__Written task__.
State the number of lines where "JSON" appears. Add nothing else.

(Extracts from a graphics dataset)
***

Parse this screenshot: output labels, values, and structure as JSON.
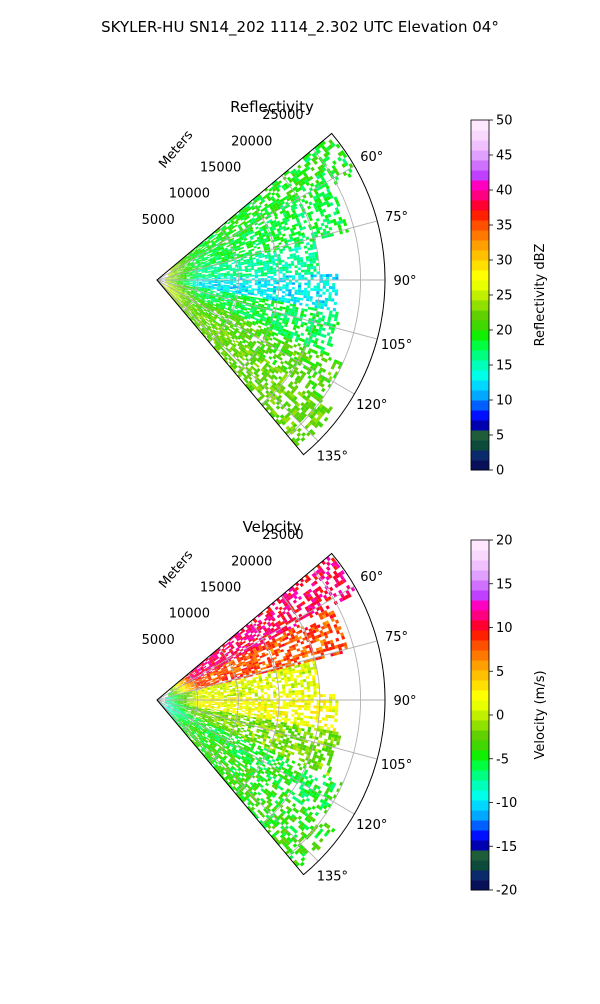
{
  "figure": {
    "suptitle": "SKYLER-HU  SN14_202  1114_2.302 UTC Elevation 04°"
  },
  "chart_data": [
    {
      "type": "heatmap",
      "subtype": "polar-ppi-sector",
      "title": "Reflectivity",
      "range_label": "Meters",
      "range_ticks": [
        5000,
        10000,
        15000,
        20000,
        25000
      ],
      "range_tick_labels": [
        "5000",
        "10000",
        "15000",
        "20000",
        "25000"
      ],
      "range_max": 28000,
      "angle_range_deg": [
        50,
        140
      ],
      "angle_ticks": [
        60,
        75,
        90,
        105,
        120,
        135
      ],
      "angle_tick_labels": [
        "60°",
        "75°",
        "90°",
        "105°",
        "120°",
        "135°"
      ],
      "grid": true,
      "colorbar": {
        "label": "Reflectivity dBZ",
        "range": [
          0,
          50
        ],
        "ticks": [
          0,
          5,
          10,
          15,
          20,
          25,
          30,
          35,
          40,
          45,
          50
        ],
        "tick_labels": [
          "0",
          "5",
          "10",
          "15",
          "20",
          "25",
          "30",
          "35",
          "40",
          "45",
          "50"
        ],
        "colors": [
          "#08105a",
          "#0b2a6c",
          "#0c4a3a",
          "#1f5c3a",
          "#0000b0",
          "#0010ff",
          "#0060ff",
          "#00a8ff",
          "#00d8ff",
          "#00ffe8",
          "#00ffb8",
          "#00ff80",
          "#00ff40",
          "#10f000",
          "#40d800",
          "#60d000",
          "#90e000",
          "#c0f000",
          "#e8ff00",
          "#ffff00",
          "#ffe000",
          "#ffc000",
          "#ffa000",
          "#ff7800",
          "#ff5000",
          "#ff2000",
          "#ff0030",
          "#ff0080",
          "#ff00c0",
          "#c040ff",
          "#d070ff",
          "#e0a0ff",
          "#f0c0ff",
          "#f8d8ff",
          "#ffe8ff"
        ]
      },
      "sectors": [
        {
          "angles": [
            50,
            62
          ],
          "ranges": [
            2000,
            27500
          ],
          "value": 19
        },
        {
          "angles": [
            62,
            76
          ],
          "ranges": [
            1500,
            24000
          ],
          "value": 18
        },
        {
          "angles": [
            76,
            88
          ],
          "ranges": [
            1000,
            20000
          ],
          "value": 16
        },
        {
          "angles": [
            88,
            100
          ],
          "ranges": [
            1000,
            22000
          ],
          "value": 13
        },
        {
          "angles": [
            100,
            114
          ],
          "ranges": [
            1000,
            23000
          ],
          "value": 18
        },
        {
          "angles": [
            114,
            126
          ],
          "ranges": [
            1500,
            25000
          ],
          "value": 21
        },
        {
          "angles": [
            126,
            140
          ],
          "ranges": [
            500,
            27000
          ],
          "value": 22
        }
      ],
      "near_range_value": 27
    },
    {
      "type": "heatmap",
      "subtype": "polar-ppi-sector",
      "title": "Velocity",
      "range_label": "Meters",
      "range_ticks": [
        5000,
        10000,
        15000,
        20000,
        25000
      ],
      "range_tick_labels": [
        "5000",
        "10000",
        "15000",
        "20000",
        "25000"
      ],
      "range_max": 28000,
      "angle_range_deg": [
        50,
        140
      ],
      "angle_ticks": [
        60,
        75,
        90,
        105,
        120,
        135
      ],
      "angle_tick_labels": [
        "60°",
        "75°",
        "90°",
        "105°",
        "120°",
        "135°"
      ],
      "grid": true,
      "colorbar": {
        "label": "Velocity (m/s)",
        "range": [
          -20,
          20
        ],
        "ticks": [
          -20,
          -15,
          -10,
          -5,
          0,
          5,
          10,
          15,
          20
        ],
        "tick_labels": [
          "-20",
          "-15",
          "-10",
          "-5",
          "0",
          "5",
          "10",
          "15",
          "20"
        ],
        "colors": [
          "#08105a",
          "#0b2a6c",
          "#0c4a3a",
          "#1f5c3a",
          "#0000b0",
          "#0010ff",
          "#0060ff",
          "#00a8ff",
          "#00d8ff",
          "#00ffe8",
          "#00ffb8",
          "#00ff80",
          "#00ff40",
          "#10f000",
          "#40d800",
          "#60d000",
          "#90e000",
          "#c0f000",
          "#e8ff00",
          "#ffff00",
          "#ffe000",
          "#ffc000",
          "#ffa000",
          "#ff7800",
          "#ff5000",
          "#ff2000",
          "#ff0030",
          "#ff0080",
          "#ff00c0",
          "#c040ff",
          "#d070ff",
          "#e0a0ff",
          "#f0c0ff",
          "#f8d8ff",
          "#ffe8ff"
        ]
      },
      "sectors": [
        {
          "angles": [
            50,
            62
          ],
          "ranges": [
            2000,
            27500
          ],
          "value": 11
        },
        {
          "angles": [
            62,
            76
          ],
          "ranges": [
            1500,
            24000
          ],
          "value": 8
        },
        {
          "angles": [
            76,
            88
          ],
          "ranges": [
            1000,
            20000
          ],
          "value": 1
        },
        {
          "angles": [
            88,
            100
          ],
          "ranges": [
            1000,
            22000
          ],
          "value": 2
        },
        {
          "angles": [
            100,
            114
          ],
          "ranges": [
            1000,
            23000
          ],
          "value": -2
        },
        {
          "angles": [
            114,
            126
          ],
          "ranges": [
            1500,
            25000
          ],
          "value": -5
        },
        {
          "angles": [
            126,
            140
          ],
          "ranges": [
            500,
            27000
          ],
          "value": -4
        }
      ],
      "near_range_value": -10
    }
  ]
}
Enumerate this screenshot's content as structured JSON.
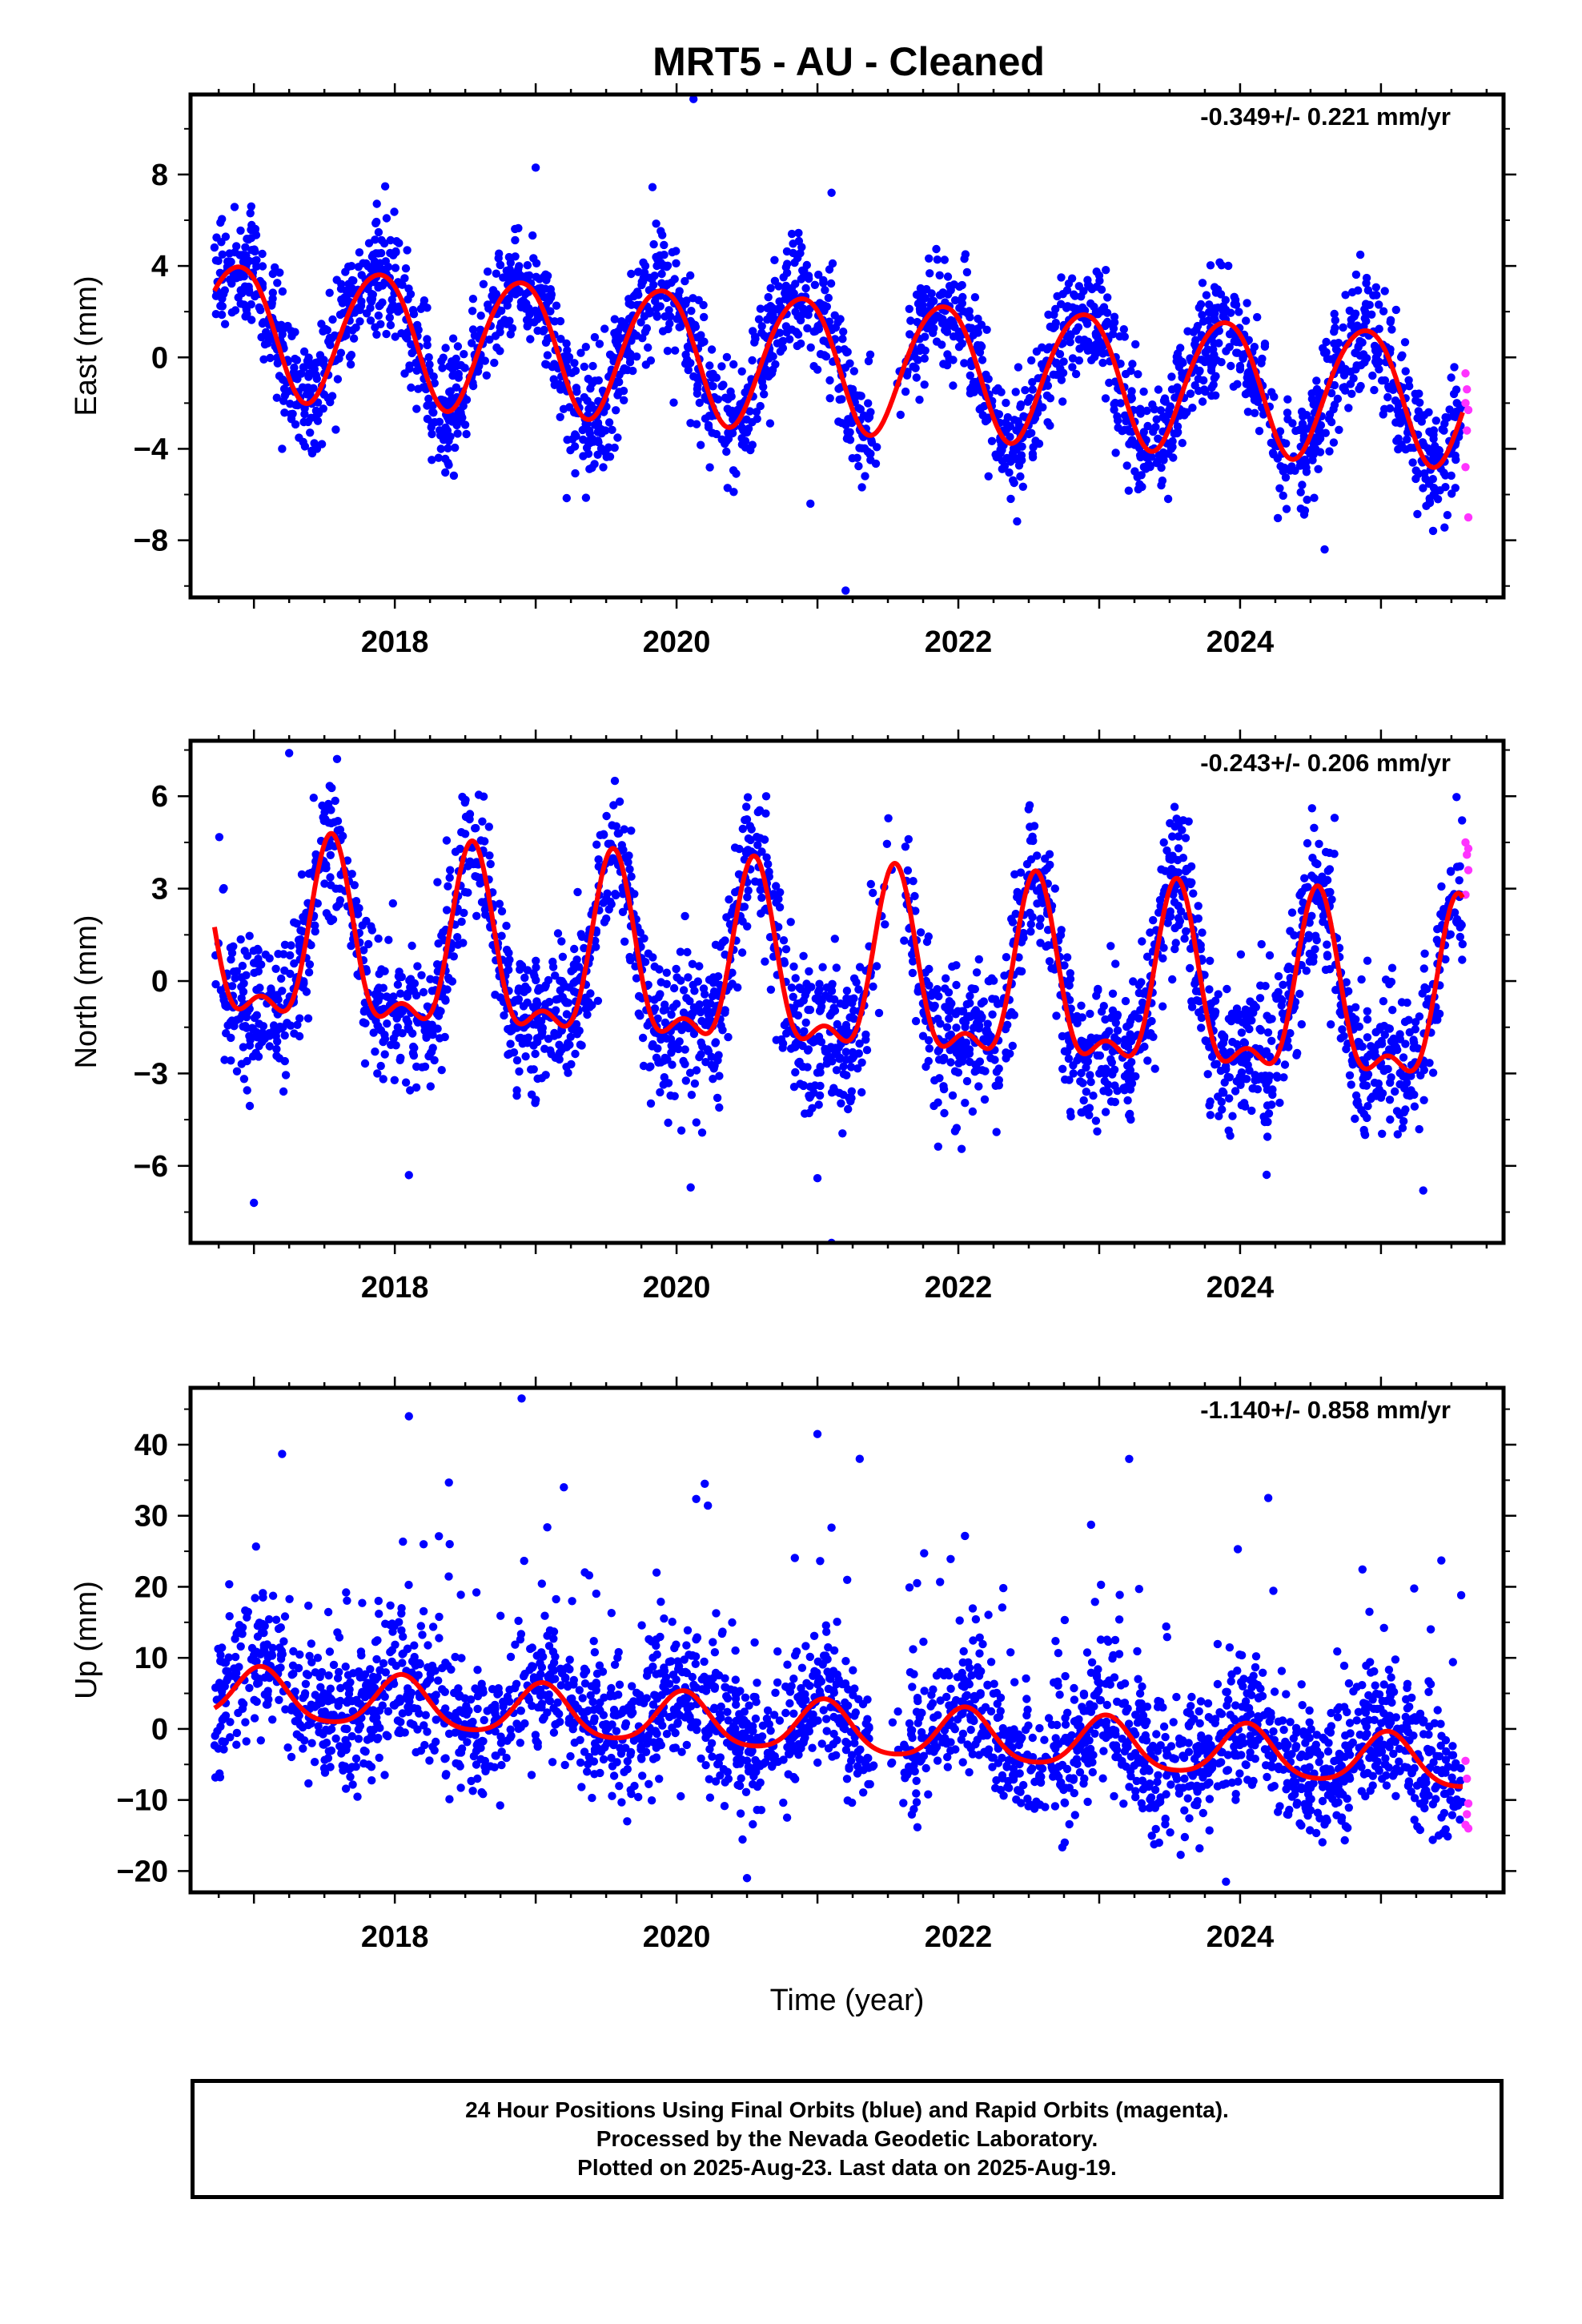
{
  "title": "MRT5  - AU - Cleaned",
  "xlabel": "Time (year)",
  "footer": {
    "line1": "24 Hour Positions Using Final Orbits (blue) and Rapid Orbits (magenta).",
    "line2": "Processed by the Nevada Geodetic Laboratory.",
    "line3": "Plotted on 2025-Aug-23. Last data on 2025-Aug-19."
  },
  "colors": {
    "final": "#0000ff",
    "rapid": "#ff33ff",
    "model": "#ff0000"
  },
  "chart_data": [
    {
      "type": "scatter",
      "component": "east",
      "ylabel": "East (mm)",
      "rate_label": "-0.349+/- 0.221 mm/yr",
      "xlim": [
        2016.55,
        2025.87
      ],
      "ylim": [
        -10.5,
        11.5
      ],
      "xticks": [
        2018,
        2020,
        2022,
        2024
      ],
      "yticks": [
        -8,
        -4,
        0,
        4,
        8
      ],
      "model": {
        "offset": 1.35,
        "trend": -0.349,
        "annual_amp": 2.9,
        "annual_peak": 0.88,
        "semi_amp": 0.25,
        "semi_peak": 0.1
      },
      "noise": 1.3,
      "outliers": [
        [
          2020.12,
          11.3
        ],
        [
          2021.2,
          -10.2
        ],
        [
          2020.95,
          -6.4
        ],
        [
          2019.0,
          8.3
        ],
        [
          2017.2,
          -4.0
        ],
        [
          2024.6,
          -8.4
        ],
        [
          2021.1,
          7.2
        ]
      ],
      "rapid_points": [
        [
          2025.6,
          -0.7
        ],
        [
          2025.61,
          -1.4
        ],
        [
          2025.62,
          -2.3
        ],
        [
          2025.6,
          -4.8
        ],
        [
          2025.62,
          -7.0
        ],
        [
          2025.61,
          -3.2
        ],
        [
          2025.6,
          -2.0
        ]
      ]
    },
    {
      "type": "scatter",
      "component": "north",
      "ylabel": "North (mm)",
      "rate_label": "-0.243+/- 0.206 mm/yr",
      "xlim": [
        2016.55,
        2025.87
      ],
      "ylim": [
        -8.5,
        7.8
      ],
      "xticks": [
        2018,
        2020,
        2022,
        2024
      ],
      "yticks": [
        -6,
        -3,
        0,
        3,
        6
      ],
      "model": {
        "offset": 1.1,
        "trend": -0.243,
        "annual_amp": 2.7,
        "annual_peak": 0.55,
        "semi_amp": 1.2,
        "semi_peak": 0.55
      },
      "noise": 1.2,
      "outliers": [
        [
          2017.25,
          7.4
        ],
        [
          2021.1,
          -8.5
        ],
        [
          2017.0,
          -7.2
        ],
        [
          2020.1,
          -6.7
        ],
        [
          2025.3,
          -6.8
        ],
        [
          2018.1,
          -6.3
        ],
        [
          2021.0,
          -6.4
        ]
      ],
      "rapid_points": [
        [
          2025.6,
          4.5
        ],
        [
          2025.61,
          4.1
        ],
        [
          2025.62,
          3.6
        ],
        [
          2025.6,
          2.8
        ],
        [
          2025.62,
          4.3
        ]
      ]
    },
    {
      "type": "scatter",
      "component": "up",
      "ylabel": "Up (mm)",
      "rate_label": "-1.140+/- 0.858 mm/yr",
      "xlim": [
        2016.55,
        2025.87
      ],
      "ylim": [
        -23,
        48
      ],
      "xticks": [
        2018,
        2020,
        2022,
        2024
      ],
      "yticks": [
        -20,
        -10,
        0,
        10,
        20,
        30,
        40
      ],
      "model": {
        "offset": 5.0,
        "trend": -1.14,
        "annual_amp": 3.6,
        "annual_peak": 0.05,
        "semi_amp": 0.6,
        "semi_peak": 0.05
      },
      "noise": 4.5,
      "outliers": [
        [
          2018.9,
          46.5
        ],
        [
          2018.1,
          44.0
        ],
        [
          2021.0,
          41.5
        ],
        [
          2017.2,
          38.7
        ],
        [
          2021.3,
          38.0
        ],
        [
          2020.5,
          -21.0
        ],
        [
          2023.9,
          -21.5
        ],
        [
          2020.2,
          34.5
        ],
        [
          2024.2,
          32.5
        ],
        [
          2019.2,
          34.0
        ]
      ],
      "rapid_points": [
        [
          2025.6,
          -4.5
        ],
        [
          2025.61,
          -7.0
        ],
        [
          2025.62,
          -10.5
        ],
        [
          2025.6,
          -13.5
        ],
        [
          2025.62,
          -14.0
        ],
        [
          2025.61,
          -12.0
        ]
      ]
    }
  ]
}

***

__Solution for this exercise__.
2